[Annotated element entries]
==============================

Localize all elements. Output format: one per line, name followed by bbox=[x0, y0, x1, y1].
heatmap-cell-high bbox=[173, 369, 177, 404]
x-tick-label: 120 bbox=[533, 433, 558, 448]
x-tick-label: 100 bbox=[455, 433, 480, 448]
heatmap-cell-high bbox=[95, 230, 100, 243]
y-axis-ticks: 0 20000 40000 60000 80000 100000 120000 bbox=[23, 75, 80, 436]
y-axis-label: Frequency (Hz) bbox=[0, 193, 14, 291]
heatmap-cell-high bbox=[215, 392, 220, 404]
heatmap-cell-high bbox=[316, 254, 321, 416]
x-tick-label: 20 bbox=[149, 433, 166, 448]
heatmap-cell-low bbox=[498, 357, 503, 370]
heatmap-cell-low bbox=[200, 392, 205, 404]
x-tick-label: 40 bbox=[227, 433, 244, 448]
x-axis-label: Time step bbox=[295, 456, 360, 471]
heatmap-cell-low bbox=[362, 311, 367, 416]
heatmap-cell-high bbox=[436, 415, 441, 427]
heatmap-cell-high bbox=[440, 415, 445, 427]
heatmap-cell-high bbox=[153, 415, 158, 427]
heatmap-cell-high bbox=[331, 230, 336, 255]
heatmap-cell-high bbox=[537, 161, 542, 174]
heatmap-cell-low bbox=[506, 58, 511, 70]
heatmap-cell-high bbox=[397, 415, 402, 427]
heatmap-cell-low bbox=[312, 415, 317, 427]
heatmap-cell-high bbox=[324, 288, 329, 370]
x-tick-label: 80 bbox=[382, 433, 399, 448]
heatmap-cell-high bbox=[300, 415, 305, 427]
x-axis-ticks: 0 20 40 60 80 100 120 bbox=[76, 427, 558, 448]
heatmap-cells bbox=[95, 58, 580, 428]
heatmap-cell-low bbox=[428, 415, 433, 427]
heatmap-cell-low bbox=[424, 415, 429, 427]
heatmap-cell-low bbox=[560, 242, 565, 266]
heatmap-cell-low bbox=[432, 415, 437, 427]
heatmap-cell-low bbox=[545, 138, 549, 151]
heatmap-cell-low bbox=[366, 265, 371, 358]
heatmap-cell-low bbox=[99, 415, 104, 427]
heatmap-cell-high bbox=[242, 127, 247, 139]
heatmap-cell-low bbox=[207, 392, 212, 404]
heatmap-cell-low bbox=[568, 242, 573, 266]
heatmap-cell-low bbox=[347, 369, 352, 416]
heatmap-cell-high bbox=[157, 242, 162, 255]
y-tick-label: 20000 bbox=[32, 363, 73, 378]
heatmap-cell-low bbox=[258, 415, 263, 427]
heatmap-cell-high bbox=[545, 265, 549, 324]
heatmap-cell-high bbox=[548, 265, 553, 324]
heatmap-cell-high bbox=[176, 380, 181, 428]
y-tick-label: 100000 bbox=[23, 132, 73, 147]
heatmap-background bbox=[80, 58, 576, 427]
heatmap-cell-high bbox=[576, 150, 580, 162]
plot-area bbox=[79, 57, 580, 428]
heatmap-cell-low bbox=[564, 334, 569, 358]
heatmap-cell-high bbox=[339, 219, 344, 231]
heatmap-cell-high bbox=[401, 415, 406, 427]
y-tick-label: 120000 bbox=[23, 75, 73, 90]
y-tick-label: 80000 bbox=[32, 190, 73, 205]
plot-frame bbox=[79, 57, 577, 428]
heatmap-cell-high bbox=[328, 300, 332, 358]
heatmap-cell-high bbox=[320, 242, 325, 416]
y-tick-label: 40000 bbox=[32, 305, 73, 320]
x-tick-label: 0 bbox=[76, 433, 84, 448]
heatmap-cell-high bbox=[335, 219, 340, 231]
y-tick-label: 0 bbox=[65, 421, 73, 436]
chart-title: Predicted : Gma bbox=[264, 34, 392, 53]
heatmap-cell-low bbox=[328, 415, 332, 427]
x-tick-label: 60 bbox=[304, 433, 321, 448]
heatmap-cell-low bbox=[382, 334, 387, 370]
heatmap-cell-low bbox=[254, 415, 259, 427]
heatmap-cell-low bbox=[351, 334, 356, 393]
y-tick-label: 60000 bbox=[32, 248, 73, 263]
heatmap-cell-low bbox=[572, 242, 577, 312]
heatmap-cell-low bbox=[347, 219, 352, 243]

==============================

> _Instruction_
Please retype every line of the records above word for word, in the same order.

> _The response_
Localize all elements. Output format: one per line, name followed by bbox=[x0, y0, x1, y1].
heatmap-cell-high bbox=[173, 369, 177, 404]
x-tick-label: 120 bbox=[533, 433, 558, 448]
x-tick-label: 100 bbox=[455, 433, 480, 448]
heatmap-cell-high bbox=[95, 230, 100, 243]
y-axis-ticks: 0 20000 40000 60000 80000 100000 120000 bbox=[23, 75, 80, 436]
y-axis-label: Frequency (Hz) bbox=[0, 193, 14, 291]
heatmap-cell-high bbox=[215, 392, 220, 404]
heatmap-cell-high bbox=[316, 254, 321, 416]
x-tick-label: 20 bbox=[149, 433, 166, 448]
heatmap-cell-low bbox=[498, 357, 503, 370]
heatmap-cell-low bbox=[200, 392, 205, 404]
x-tick-label: 40 bbox=[227, 433, 244, 448]
x-axis-label: Time step bbox=[295, 456, 360, 471]
heatmap-cell-low bbox=[362, 311, 367, 416]
heatmap-cell-high bbox=[436, 415, 441, 427]
heatmap-cell-high bbox=[440, 415, 445, 427]
heatmap-cell-high bbox=[153, 415, 158, 427]
heatmap-cell-high bbox=[331, 230, 336, 255]
heatmap-cell-high bbox=[537, 161, 542, 174]
heatmap-cell-low bbox=[506, 58, 511, 70]
heatmap-cell-high bbox=[397, 415, 402, 427]
heatmap-cell-low bbox=[312, 415, 317, 427]
heatmap-cell-high bbox=[324, 288, 329, 370]
x-tick-label: 80 bbox=[382, 433, 399, 448]
heatmap-cell-high bbox=[300, 415, 305, 427]
x-axis-ticks: 0 20 40 60 80 100 120 bbox=[76, 427, 558, 448]
heatmap-cells bbox=[95, 58, 580, 428]
heatmap-cell-low bbox=[428, 415, 433, 427]
heatmap-cell-low bbox=[424, 415, 429, 427]
heatmap-cell-low bbox=[560, 242, 565, 266]
heatmap-cell-low bbox=[432, 415, 437, 427]
heatmap-cell-low bbox=[545, 138, 549, 151]
heatmap-cell-low bbox=[366, 265, 371, 358]
heatmap-cell-low bbox=[99, 415, 104, 427]
heatmap-cell-high bbox=[242, 127, 247, 139]
heatmap-cell-low bbox=[207, 392, 212, 404]
heatmap-cell-low bbox=[568, 242, 573, 266]
heatmap-cell-low bbox=[347, 369, 352, 416]
heatmap-cell-high bbox=[157, 242, 162, 255]
y-tick-label: 20000 bbox=[32, 363, 73, 378]
heatmap-cell-low bbox=[258, 415, 263, 427]
heatmap-cell-high bbox=[545, 265, 549, 324]
heatmap-cell-high bbox=[548, 265, 553, 324]
heatmap-cell-high bbox=[176, 380, 181, 428]
y-tick-label: 100000 bbox=[23, 132, 73, 147]
heatmap-background bbox=[80, 58, 576, 427]
heatmap-cell-high bbox=[576, 150, 580, 162]
plot-area bbox=[79, 57, 580, 428]
heatmap-cell-low bbox=[564, 334, 569, 358]
heatmap-cell-high bbox=[339, 219, 344, 231]
heatmap-cell-high bbox=[401, 415, 406, 427]
y-tick-label: 120000 bbox=[23, 75, 73, 90]
y-tick-label: 80000 bbox=[32, 190, 73, 205]
plot-frame bbox=[79, 57, 577, 428]
heatmap-cell-high bbox=[328, 300, 332, 358]
heatmap-cell-high bbox=[320, 242, 325, 416]
y-tick-label: 40000 bbox=[32, 305, 73, 320]
x-tick-label: 0 bbox=[76, 433, 84, 448]
heatmap-cell-high bbox=[335, 219, 340, 231]
y-tick-label: 0 bbox=[65, 421, 73, 436]
chart-title: Predicted : Gma bbox=[264, 34, 392, 53]
heatmap-cell-low bbox=[328, 415, 332, 427]
x-tick-label: 60 bbox=[304, 433, 321, 448]
heatmap-cell-low bbox=[382, 334, 387, 370]
heatmap-cell-low bbox=[254, 415, 259, 427]
heatmap-cell-low bbox=[351, 334, 356, 393]
y-tick-label: 60000 bbox=[32, 248, 73, 263]
heatmap-cell-low bbox=[572, 242, 577, 312]
heatmap-cell-low bbox=[347, 219, 352, 243]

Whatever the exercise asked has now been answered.